**PROBLEM TO WORK ON:** Your reply should be one number: the count of lines holding the word "logo".

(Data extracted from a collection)
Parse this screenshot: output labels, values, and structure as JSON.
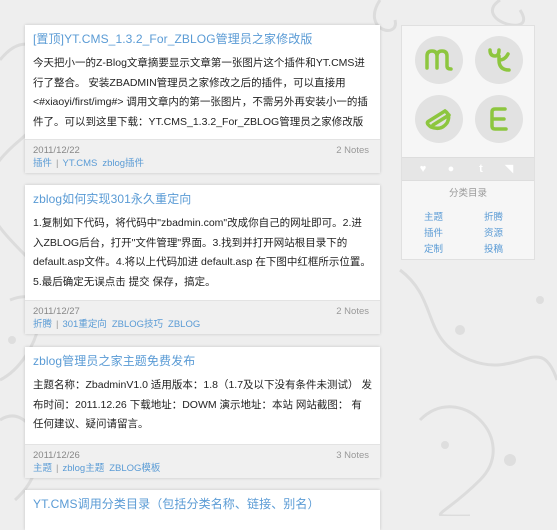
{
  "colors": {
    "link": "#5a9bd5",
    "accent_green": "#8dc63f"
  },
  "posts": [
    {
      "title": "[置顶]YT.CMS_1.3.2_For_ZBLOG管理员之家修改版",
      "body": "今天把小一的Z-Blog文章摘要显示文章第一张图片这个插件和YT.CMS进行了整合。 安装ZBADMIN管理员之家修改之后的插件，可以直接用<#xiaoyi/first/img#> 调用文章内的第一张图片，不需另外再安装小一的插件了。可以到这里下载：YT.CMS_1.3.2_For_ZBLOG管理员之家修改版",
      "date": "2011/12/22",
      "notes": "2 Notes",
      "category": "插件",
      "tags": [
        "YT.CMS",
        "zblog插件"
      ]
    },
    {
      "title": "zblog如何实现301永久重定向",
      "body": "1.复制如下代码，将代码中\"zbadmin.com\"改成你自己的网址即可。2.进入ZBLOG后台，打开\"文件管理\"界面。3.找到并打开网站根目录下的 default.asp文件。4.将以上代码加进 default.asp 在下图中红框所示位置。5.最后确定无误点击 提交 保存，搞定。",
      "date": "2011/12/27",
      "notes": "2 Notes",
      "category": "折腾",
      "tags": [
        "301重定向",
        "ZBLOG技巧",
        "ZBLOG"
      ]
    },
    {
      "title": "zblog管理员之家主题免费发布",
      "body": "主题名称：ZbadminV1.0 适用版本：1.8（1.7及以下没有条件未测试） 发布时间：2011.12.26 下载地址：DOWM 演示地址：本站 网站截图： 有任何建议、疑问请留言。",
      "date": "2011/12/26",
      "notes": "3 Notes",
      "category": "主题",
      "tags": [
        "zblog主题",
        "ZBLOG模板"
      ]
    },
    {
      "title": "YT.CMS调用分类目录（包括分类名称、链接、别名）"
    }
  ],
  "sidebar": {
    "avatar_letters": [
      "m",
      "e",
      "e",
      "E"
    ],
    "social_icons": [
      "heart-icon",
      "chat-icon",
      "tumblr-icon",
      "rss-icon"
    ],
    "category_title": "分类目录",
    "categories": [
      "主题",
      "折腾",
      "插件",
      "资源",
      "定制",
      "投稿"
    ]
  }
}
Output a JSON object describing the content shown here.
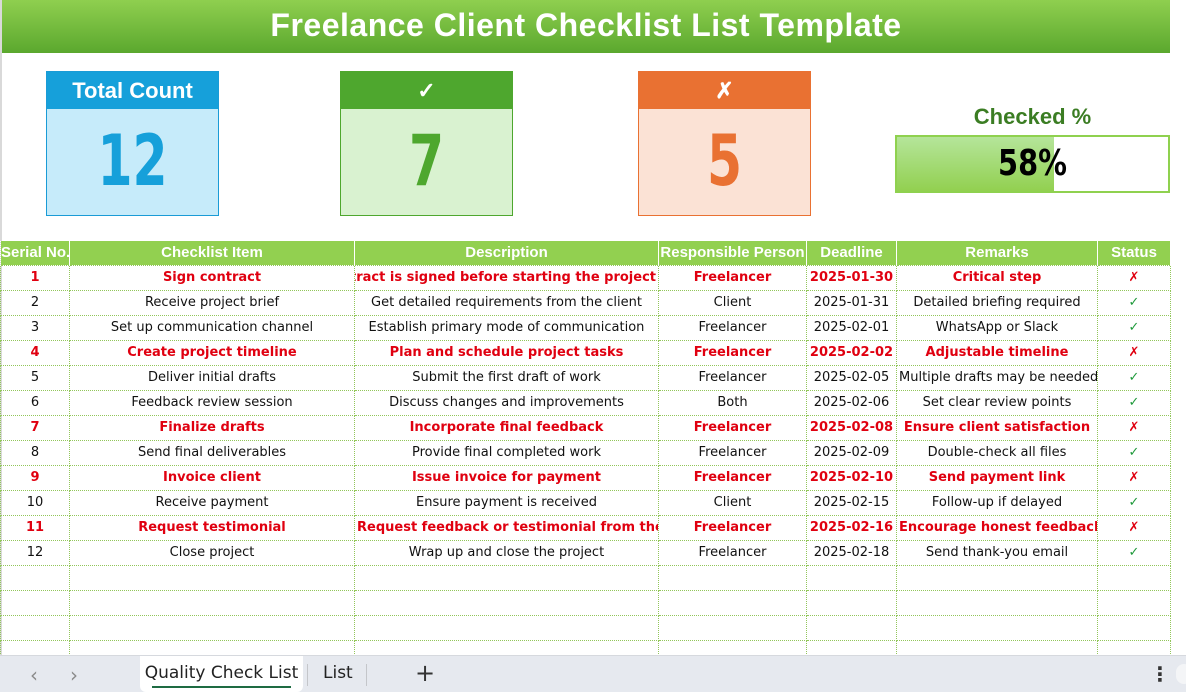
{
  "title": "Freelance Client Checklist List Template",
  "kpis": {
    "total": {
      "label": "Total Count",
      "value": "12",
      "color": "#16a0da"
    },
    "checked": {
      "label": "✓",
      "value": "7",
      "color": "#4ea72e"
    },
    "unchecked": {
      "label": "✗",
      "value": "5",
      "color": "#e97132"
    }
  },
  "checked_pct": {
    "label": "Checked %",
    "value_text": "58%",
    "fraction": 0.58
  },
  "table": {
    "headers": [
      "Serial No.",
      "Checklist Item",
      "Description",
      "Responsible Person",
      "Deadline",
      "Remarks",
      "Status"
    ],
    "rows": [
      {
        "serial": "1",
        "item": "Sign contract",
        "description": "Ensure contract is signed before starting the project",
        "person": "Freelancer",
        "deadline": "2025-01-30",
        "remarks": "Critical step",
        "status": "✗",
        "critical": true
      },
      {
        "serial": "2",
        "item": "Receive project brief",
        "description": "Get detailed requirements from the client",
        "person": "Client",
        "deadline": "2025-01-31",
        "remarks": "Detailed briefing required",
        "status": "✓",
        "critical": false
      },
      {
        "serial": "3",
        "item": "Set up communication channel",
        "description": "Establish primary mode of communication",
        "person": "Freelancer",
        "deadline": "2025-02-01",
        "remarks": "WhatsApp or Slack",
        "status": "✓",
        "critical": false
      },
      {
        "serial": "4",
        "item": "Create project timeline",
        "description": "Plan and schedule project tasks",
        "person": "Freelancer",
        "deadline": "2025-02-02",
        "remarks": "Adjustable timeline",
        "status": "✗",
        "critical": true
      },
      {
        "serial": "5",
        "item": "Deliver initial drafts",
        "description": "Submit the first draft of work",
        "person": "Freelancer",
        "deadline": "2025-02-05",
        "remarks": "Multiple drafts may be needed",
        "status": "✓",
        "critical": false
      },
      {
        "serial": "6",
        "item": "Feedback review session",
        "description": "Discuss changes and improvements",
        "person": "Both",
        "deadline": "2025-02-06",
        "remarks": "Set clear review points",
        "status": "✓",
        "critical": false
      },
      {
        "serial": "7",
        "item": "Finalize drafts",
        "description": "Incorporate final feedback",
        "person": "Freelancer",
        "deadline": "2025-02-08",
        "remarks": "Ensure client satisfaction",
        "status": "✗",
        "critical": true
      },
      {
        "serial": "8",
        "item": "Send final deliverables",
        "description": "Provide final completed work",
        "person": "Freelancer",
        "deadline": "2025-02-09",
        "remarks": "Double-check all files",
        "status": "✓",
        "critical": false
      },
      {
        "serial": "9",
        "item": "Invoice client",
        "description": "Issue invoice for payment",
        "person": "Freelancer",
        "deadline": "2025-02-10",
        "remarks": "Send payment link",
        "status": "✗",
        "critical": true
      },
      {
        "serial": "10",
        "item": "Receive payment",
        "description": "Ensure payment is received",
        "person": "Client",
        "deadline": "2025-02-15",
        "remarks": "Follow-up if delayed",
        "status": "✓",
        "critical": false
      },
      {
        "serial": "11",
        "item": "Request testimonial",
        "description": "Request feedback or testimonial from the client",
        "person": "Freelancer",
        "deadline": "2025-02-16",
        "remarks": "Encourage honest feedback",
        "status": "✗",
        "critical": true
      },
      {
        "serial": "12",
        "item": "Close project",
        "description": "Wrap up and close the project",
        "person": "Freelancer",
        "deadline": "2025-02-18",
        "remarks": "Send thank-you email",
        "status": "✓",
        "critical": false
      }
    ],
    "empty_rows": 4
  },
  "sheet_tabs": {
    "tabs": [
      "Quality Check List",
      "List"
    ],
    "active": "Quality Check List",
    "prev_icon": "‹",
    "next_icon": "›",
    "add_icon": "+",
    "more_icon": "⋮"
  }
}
---
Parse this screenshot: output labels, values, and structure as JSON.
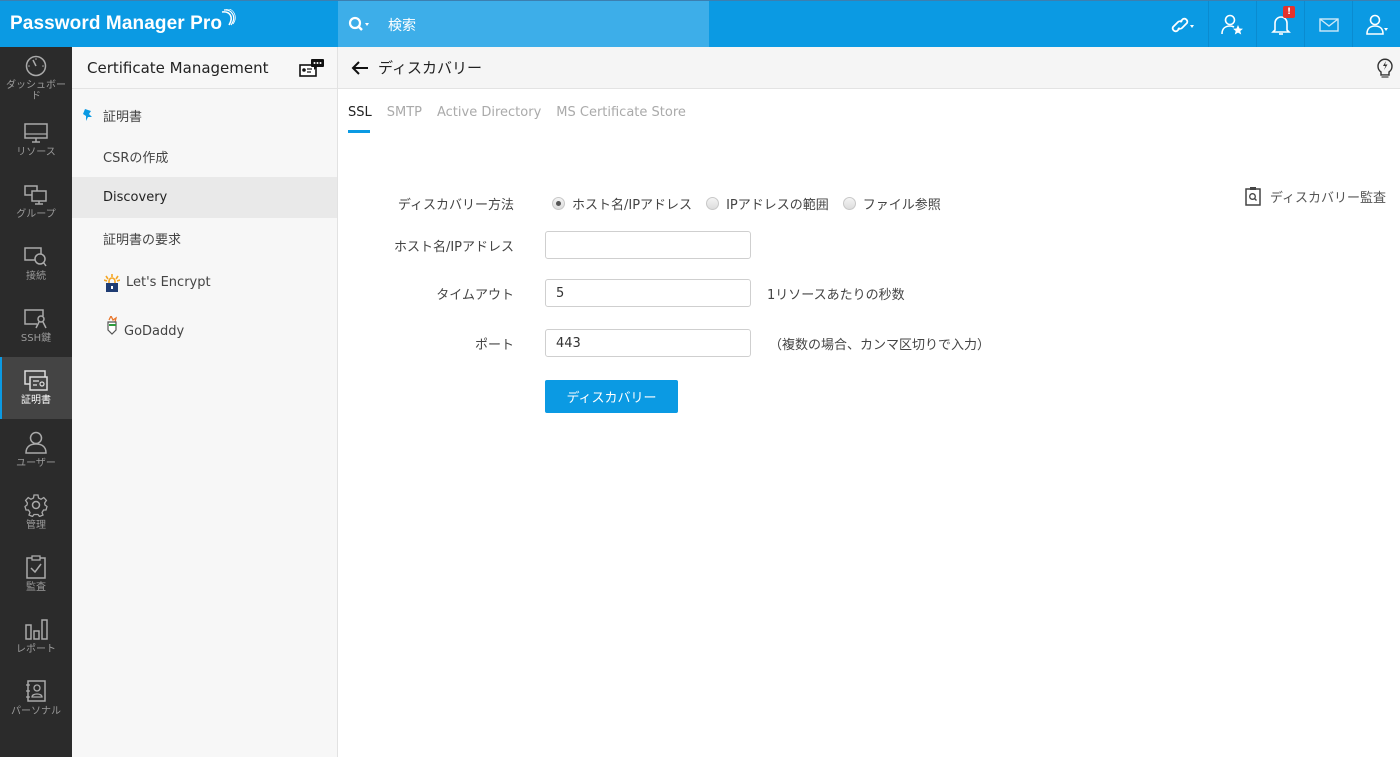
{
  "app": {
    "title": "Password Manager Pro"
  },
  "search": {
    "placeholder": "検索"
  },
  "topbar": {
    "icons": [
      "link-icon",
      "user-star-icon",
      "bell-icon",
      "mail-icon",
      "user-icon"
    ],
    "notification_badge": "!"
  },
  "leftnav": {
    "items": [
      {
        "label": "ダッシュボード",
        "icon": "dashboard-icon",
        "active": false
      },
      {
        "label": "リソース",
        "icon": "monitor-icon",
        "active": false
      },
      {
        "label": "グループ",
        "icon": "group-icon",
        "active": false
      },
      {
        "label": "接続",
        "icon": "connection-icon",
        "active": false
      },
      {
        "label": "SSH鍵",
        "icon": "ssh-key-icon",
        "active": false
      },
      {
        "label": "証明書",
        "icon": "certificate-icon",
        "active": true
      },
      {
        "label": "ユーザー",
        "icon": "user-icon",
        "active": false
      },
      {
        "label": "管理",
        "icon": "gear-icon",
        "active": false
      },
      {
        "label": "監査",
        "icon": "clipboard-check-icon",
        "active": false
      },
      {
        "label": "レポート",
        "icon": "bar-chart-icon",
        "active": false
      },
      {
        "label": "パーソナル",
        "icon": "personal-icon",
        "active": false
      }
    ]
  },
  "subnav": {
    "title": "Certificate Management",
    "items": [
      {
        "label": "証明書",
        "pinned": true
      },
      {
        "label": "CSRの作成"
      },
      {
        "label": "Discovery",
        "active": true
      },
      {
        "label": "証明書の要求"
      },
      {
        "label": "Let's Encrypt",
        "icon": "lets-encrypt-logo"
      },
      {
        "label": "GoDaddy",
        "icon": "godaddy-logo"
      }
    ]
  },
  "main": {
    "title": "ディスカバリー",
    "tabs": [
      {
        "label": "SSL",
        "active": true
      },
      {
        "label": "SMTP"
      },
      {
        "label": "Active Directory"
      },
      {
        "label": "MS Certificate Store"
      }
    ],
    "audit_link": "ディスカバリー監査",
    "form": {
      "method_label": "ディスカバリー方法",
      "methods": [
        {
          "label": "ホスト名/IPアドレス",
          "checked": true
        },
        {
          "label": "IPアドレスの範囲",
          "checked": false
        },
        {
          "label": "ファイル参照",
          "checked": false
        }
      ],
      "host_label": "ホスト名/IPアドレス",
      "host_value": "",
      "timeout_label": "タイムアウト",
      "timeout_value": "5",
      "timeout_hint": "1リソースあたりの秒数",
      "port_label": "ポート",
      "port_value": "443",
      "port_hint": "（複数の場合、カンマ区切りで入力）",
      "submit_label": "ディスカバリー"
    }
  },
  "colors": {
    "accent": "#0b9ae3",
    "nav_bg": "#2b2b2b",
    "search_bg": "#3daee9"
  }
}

**SOLVED PROBLEM:** 2